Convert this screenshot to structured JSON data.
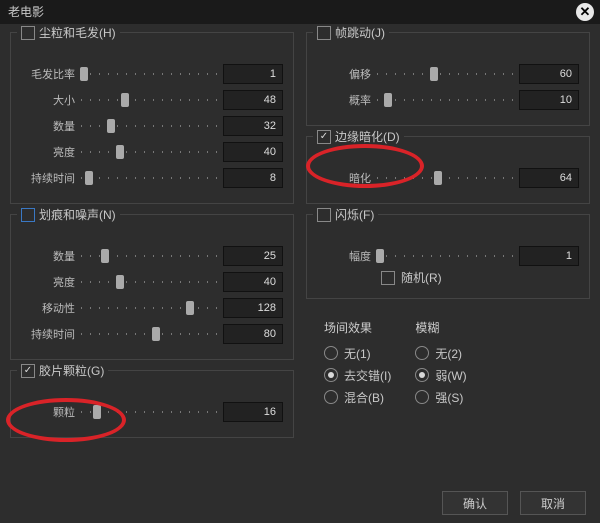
{
  "dialog_title": "老电影",
  "sections": {
    "dust_hair": {
      "title": "尘粒和毛发(H)",
      "checked": false,
      "sliders": [
        {
          "label": "毛发比率",
          "value": 1,
          "pct": 2
        },
        {
          "label": "大小",
          "value": 48,
          "pct": 32
        },
        {
          "label": "数量",
          "value": 32,
          "pct": 22
        },
        {
          "label": "亮度",
          "value": 40,
          "pct": 29
        },
        {
          "label": "持续时间",
          "value": 8,
          "pct": 6
        }
      ]
    },
    "scratch_noise": {
      "title": "划痕和噪声(N)",
      "checked": false,
      "sliders": [
        {
          "label": "数量",
          "value": 25,
          "pct": 18
        },
        {
          "label": "亮度",
          "value": 40,
          "pct": 29
        },
        {
          "label": "移动性",
          "value": 128,
          "pct": 80
        },
        {
          "label": "持续时间",
          "value": 80,
          "pct": 55
        }
      ]
    },
    "film_grain": {
      "title": "胶片颗粒(G)",
      "checked": true,
      "sliders": [
        {
          "label": "颗粒",
          "value": 16,
          "pct": 12
        }
      ]
    },
    "frame_jitter": {
      "title": "帧跳动(J)",
      "checked": false,
      "sliders": [
        {
          "label": "偏移",
          "value": 60,
          "pct": 42
        },
        {
          "label": "概率",
          "value": 10,
          "pct": 8
        }
      ]
    },
    "vignette": {
      "title": "边缘暗化(D)",
      "checked": true,
      "sliders": [
        {
          "label": "暗化",
          "value": 64,
          "pct": 45
        }
      ]
    },
    "flicker": {
      "title": "闪烁(F)",
      "checked": false,
      "sliders": [
        {
          "label": "幅度",
          "value": 1,
          "pct": 2
        }
      ],
      "random_label": "随机(R)",
      "random_checked": false
    },
    "radios": {
      "field_label": "场间效果",
      "field_options": [
        {
          "label": "无(1)",
          "selected": false
        },
        {
          "label": "去交错(I)",
          "selected": true
        },
        {
          "label": "混合(B)",
          "selected": false
        }
      ],
      "blur_label": "模糊",
      "blur_options": [
        {
          "label": "无(2)",
          "selected": false
        },
        {
          "label": "弱(W)",
          "selected": true
        },
        {
          "label": "强(S)",
          "selected": false
        }
      ]
    }
  },
  "buttons": {
    "ok": "确认",
    "cancel": "取消"
  }
}
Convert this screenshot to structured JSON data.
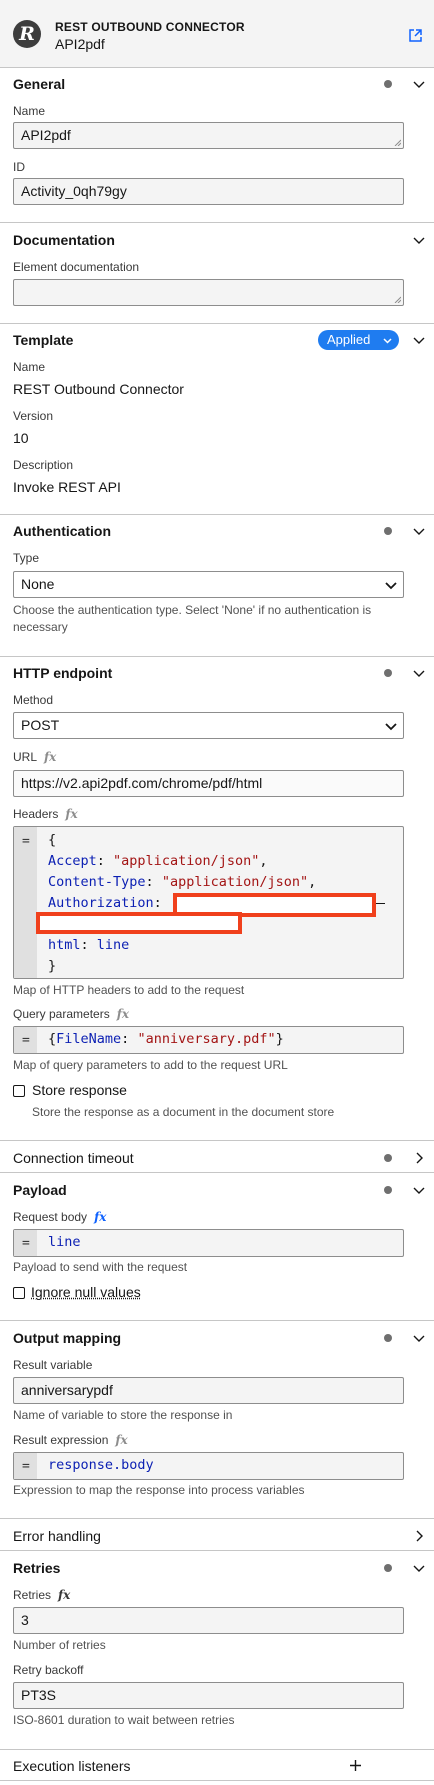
{
  "header": {
    "type": "REST OUTBOUND CONNECTOR",
    "name": "API2pdf",
    "logo_letter": "R"
  },
  "general": {
    "title": "General",
    "name_label": "Name",
    "name_value": "API2pdf",
    "id_label": "ID",
    "id_value": "Activity_0qh79gy"
  },
  "documentation": {
    "title": "Documentation",
    "label": "Element documentation",
    "value": ""
  },
  "template": {
    "title": "Template",
    "badge": "Applied",
    "name_label": "Name",
    "name_value": "REST Outbound Connector",
    "version_label": "Version",
    "version_value": "10",
    "description_label": "Description",
    "description_value": "Invoke REST API"
  },
  "authentication": {
    "title": "Authentication",
    "type_label": "Type",
    "type_value": "None",
    "help": "Choose the authentication type. Select 'None' if no authentication is necessary"
  },
  "http": {
    "title": "HTTP endpoint",
    "method_label": "Method",
    "method_value": "POST",
    "url_label": "URL",
    "url_value": "https://v2.api2pdf.com/chrome/pdf/html",
    "headers_label": "Headers",
    "headers_lines": {
      "open": "{",
      "accept_key": "Accept",
      "accept_val": "\"application/json\"",
      "ct_key": "Content-Type",
      "ct_val": "\"application/json\"",
      "auth_key": "Authorization",
      "html_key": "html",
      "html_val": "line",
      "close": "}"
    },
    "headers_help": "Map of HTTP headers to add to the request",
    "query_label": "Query parameters",
    "query_key": "FileName",
    "query_val": "\"anniversary.pdf\"",
    "query_help": "Map of query parameters to add to the request URL",
    "store_label": "Store response",
    "store_help": "Store the response as a document in the document store"
  },
  "connection_timeout": {
    "title": "Connection timeout"
  },
  "payload": {
    "title": "Payload",
    "body_label": "Request body",
    "body_value": "line",
    "body_help": "Payload to send with the request",
    "ignore_label": "Ignore null values"
  },
  "output": {
    "title": "Output mapping",
    "result_var_label": "Result variable",
    "result_var_value": "anniversarypdf",
    "result_var_help": "Name of variable to store the response in",
    "result_expr_label": "Result expression",
    "result_expr_value": "response.body",
    "result_expr_help": "Expression to map the response into process variables"
  },
  "error_handling": {
    "title": "Error handling"
  },
  "retries": {
    "title": "Retries",
    "retries_label": "Retries",
    "retries_value": "3",
    "retries_help": "Number of retries",
    "backoff_label": "Retry backoff",
    "backoff_value": "PT3S",
    "backoff_help": "ISO-8601 duration to wait between retries"
  },
  "listeners": {
    "title": "Execution listeners"
  },
  "fx_symbol": "fx",
  "eq_symbol": "=",
  "colors": {
    "accent": "#1f7cf0",
    "redaction": "#f0401c",
    "keyword": "#0b1fb3",
    "string": "#a31515"
  }
}
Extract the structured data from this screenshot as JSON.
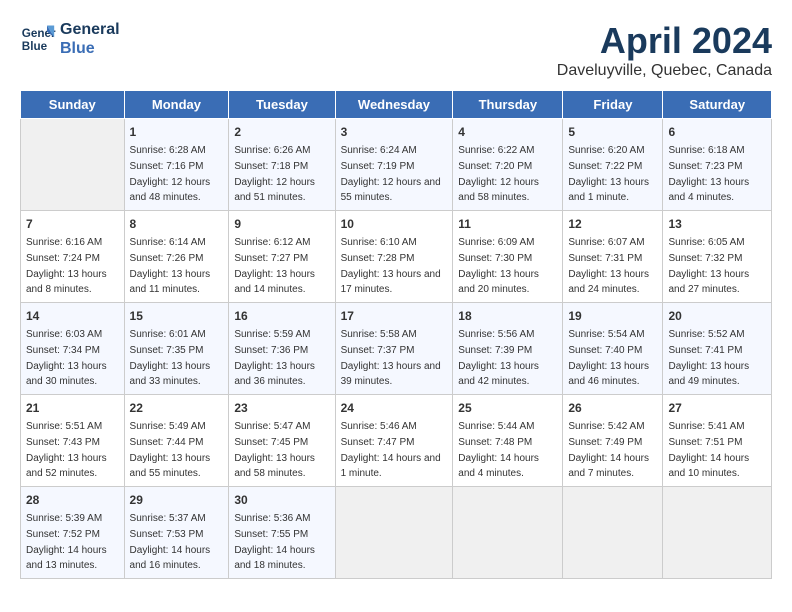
□ □ □ □
Quote every line word for word and keep the images out of the copy.

Convert this screenshot to structured JSON data.
{
  "dialog_title": "老电影",
  "sections": {
    "dust_hair": {
      "title": "尘粒和毛发(H)",
      "checked": false,
      "sliders": [
        {
          "label": "毛发比率",
          "value": 1,
          "pct": 2
        },
        {
          "label": "大小",
          "value": 48,
          "pct": 32
        },
        {
          "label": "数量",
          "value": 32,
          "pct": 22
        },
        {
          "label": "亮度",
          "value": 40,
          "pct": 29
        },
        {
          "label": "持续时间",
          "value": 8,
          "pct": 6
        }
      ]
    },
    "scratch_noise": {
      "title": "划痕和噪声(N)",
      "checked": false,
      "sliders": [
        {
          "label": "数量",
          "value": 25,
          "pct": 18
        },
        {
          "label": "亮度",
          "value": 40,
          "pct": 29
        },
        {
          "label": "移动性",
          "value": 128,
          "pct": 80
        },
        {
          "label": "持续时间",
          "value": 80,
          "pct": 55
        }
      ]
    },
    "film_grain": {
      "title": "胶片颗粒(G)",
      "checked": true,
      "sliders": [
        {
          "label": "颗粒",
          "value": 16,
          "pct": 12
        }
      ]
    },
    "frame_jitter": {
      "title": "帧跳动(J)",
      "checked": false,
      "sliders": [
        {
          "label": "偏移",
          "value": 60,
          "pct": 42
        },
        {
          "label": "概率",
          "value": 10,
          "pct": 8
        }
      ]
    },
    "vignette": {
      "title": "边缘暗化(D)",
      "checked": true,
      "sliders": [
        {
          "label": "暗化",
          "value": 64,
          "pct": 45
        }
      ]
    },
    "flicker": {
      "title": "闪烁(F)",
      "checked": false,
      "sliders": [
        {
          "label": "幅度",
          "value": 1,
          "pct": 2
        }
      ],
      "random_label": "随机(R)",
      "random_checked": false
    },
    "radios": {
      "field_label": "场间效果",
      "field_options": [
        {
          "label": "无(1)",
          "selected": false
        },
        {
          "label": "去交错(I)",
          "selected": true
        },
        {
          "label": "混合(B)",
          "selected": false
        }
      ],
      "blur_label": "模糊",
      "blur_options": [
        {
          "label": "无(2)",
          "selected": false
        },
        {
          "label": "弱(W)",
          "selected": true
        },
        {
          "label": "强(S)",
          "selected": false
        }
      ]
    }
  },
  "buttons": {
    "ok": "确认",
    "cancel": "取消"
  }
}
Convert this screenshot to structured JSON data.
{
  "header": {
    "type": "REST OUTBOUND CONNECTOR",
    "name": "API2pdf",
    "logo_letter": "R"
  },
  "general": {
    "title": "General",
    "name_label": "Name",
    "name_value": "API2pdf",
    "id_label": "ID",
    "id_value": "Activity_0qh79gy"
  },
  "documentation": {
    "title": "Documentation",
    "label": "Element documentation",
    "value": ""
  },
  "template": {
    "title": "Template",
    "badge": "Applied",
    "name_label": "Name",
    "name_value": "REST Outbound Connector",
    "version_label": "Version",
    "version_value": "10",
    "description_label": "Description",
    "description_value": "Invoke REST API"
  },
  "authentication": {
    "title": "Authentication",
    "type_label": "Type",
    "type_value": "None",
    "help": "Choose the authentication type. Select 'None' if no authentication is necessary"
  },
  "http": {
    "title": "HTTP endpoint",
    "method_label": "Method",
    "method_value": "POST",
    "url_label": "URL",
    "url_value": "https://v2.api2pdf.com/chrome/pdf/html",
    "headers_label": "Headers",
    "headers_lines": {
      "open": "{",
      "accept_key": "Accept",
      "accept_val": "\"application/json\"",
      "ct_key": "Content-Type",
      "ct_val": "\"application/json\"",
      "auth_key": "Authorization",
      "html_key": "html",
      "html_val": "line",
      "close": "}"
    },
    "headers_help": "Map of HTTP headers to add to the request",
    "query_label": "Query parameters",
    "query_key": "FileName",
    "query_val": "\"anniversary.pdf\"",
    "query_help": "Map of query parameters to add to the request URL",
    "store_label": "Store response",
    "store_help": "Store the response as a document in the document store"
  },
  "connection_timeout": {
    "title": "Connection timeout"
  },
  "payload": {
    "title": "Payload",
    "body_label": "Request body",
    "body_value": "line",
    "body_help": "Payload to send with the request",
    "ignore_label": "Ignore null values"
  },
  "output": {
    "title": "Output mapping",
    "result_var_label": "Result variable",
    "result_var_value": "anniversarypdf",
    "result_var_help": "Name of variable to store the response in",
    "result_expr_label": "Result expression",
    "result_expr_value": "response.body",
    "result_expr_help": "Expression to map the response into process variables"
  },
  "error_handling": {
    "title": "Error handling"
  },
  "retries": {
    "title": "Retries",
    "retries_label": "Retries",
    "retries_value": "3",
    "retries_help": "Number of retries",
    "backoff_label": "Retry backoff",
    "backoff_value": "PT3S",
    "backoff_help": "ISO-8601 duration to wait between retries"
  },
  "listeners": {
    "title": "Execution listeners"
  },
  "fx_symbol": "fx",
  "eq_symbol": "=",
  "colors": {
    "accent": "#1f7cf0",
    "redaction": "#f0401c",
    "keyword": "#0b1fb3",
    "string": "#a31515"
  }
}
Extract the structured data from this screenshot as JSON.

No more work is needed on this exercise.